• _Provided records_
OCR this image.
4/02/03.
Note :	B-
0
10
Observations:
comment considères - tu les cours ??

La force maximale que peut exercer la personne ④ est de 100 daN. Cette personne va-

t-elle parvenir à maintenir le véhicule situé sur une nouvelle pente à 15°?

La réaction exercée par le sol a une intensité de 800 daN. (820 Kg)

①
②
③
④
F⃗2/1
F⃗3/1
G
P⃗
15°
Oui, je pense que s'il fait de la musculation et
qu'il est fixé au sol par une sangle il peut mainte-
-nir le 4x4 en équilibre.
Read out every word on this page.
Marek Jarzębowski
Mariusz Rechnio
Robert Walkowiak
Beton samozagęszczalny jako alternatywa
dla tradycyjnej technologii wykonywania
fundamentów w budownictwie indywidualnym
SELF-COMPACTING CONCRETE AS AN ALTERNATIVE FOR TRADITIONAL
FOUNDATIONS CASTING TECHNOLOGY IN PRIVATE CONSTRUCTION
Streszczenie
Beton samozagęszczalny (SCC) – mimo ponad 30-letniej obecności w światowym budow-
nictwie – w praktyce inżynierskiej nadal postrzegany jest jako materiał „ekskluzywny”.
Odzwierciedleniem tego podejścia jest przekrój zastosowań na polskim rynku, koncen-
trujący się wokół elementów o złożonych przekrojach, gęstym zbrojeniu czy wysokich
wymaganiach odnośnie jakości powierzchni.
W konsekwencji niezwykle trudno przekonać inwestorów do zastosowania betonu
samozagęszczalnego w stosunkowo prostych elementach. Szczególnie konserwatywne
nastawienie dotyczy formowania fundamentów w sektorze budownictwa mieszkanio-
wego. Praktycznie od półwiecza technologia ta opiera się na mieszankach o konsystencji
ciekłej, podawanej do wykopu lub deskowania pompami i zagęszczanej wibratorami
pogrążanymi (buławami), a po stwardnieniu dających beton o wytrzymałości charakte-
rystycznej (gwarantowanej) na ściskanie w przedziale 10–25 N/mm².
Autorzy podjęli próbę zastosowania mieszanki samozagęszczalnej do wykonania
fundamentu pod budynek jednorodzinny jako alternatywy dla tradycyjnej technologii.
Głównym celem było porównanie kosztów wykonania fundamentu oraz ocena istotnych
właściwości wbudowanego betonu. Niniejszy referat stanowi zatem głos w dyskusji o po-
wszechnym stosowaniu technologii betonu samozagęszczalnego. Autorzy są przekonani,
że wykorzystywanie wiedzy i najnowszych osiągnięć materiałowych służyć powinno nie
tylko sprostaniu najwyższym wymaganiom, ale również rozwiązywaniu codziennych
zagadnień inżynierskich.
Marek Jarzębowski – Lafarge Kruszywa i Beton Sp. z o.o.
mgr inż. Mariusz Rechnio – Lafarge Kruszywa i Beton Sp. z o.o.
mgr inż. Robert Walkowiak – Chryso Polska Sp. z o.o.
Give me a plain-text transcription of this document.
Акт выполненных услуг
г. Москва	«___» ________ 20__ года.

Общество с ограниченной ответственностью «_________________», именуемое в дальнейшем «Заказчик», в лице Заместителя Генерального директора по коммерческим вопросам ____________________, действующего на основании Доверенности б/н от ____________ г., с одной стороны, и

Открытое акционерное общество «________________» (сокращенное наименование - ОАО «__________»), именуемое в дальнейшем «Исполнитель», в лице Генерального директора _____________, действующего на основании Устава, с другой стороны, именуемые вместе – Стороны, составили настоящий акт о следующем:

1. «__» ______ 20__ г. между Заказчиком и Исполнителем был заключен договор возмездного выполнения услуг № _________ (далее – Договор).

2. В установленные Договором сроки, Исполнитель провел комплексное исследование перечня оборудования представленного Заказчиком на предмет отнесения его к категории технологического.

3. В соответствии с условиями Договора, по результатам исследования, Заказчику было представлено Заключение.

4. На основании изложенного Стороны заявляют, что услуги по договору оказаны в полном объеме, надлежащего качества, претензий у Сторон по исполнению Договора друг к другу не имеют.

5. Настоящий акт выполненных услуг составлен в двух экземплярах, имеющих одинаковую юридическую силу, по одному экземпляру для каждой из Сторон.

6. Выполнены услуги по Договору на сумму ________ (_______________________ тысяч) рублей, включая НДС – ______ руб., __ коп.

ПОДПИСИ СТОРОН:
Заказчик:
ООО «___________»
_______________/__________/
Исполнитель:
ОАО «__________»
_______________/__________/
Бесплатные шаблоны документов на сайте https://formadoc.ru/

• _What to produce_
Copy out each line of the material that holds the word "директора".

• _Answer for the task_
Общество с ограниченной ответственностью «_________________», именуемое в дальнейшем «Заказчик», в лице Заместителя Генерального директора по коммерческим вопросам ____________________, действующего на основании Доверенности б/н от ____________ г., с одной стороны, и
Открытое акционерное общество «________________» (сокращенное наименование - ОАО «__________»), именуемое в дальнейшем «Исполнитель», в лице Генерального директора _____________, действующего на основании Устава, с другой стороны, именуемые вместе – Стороны, составили настоящий акт о следующем:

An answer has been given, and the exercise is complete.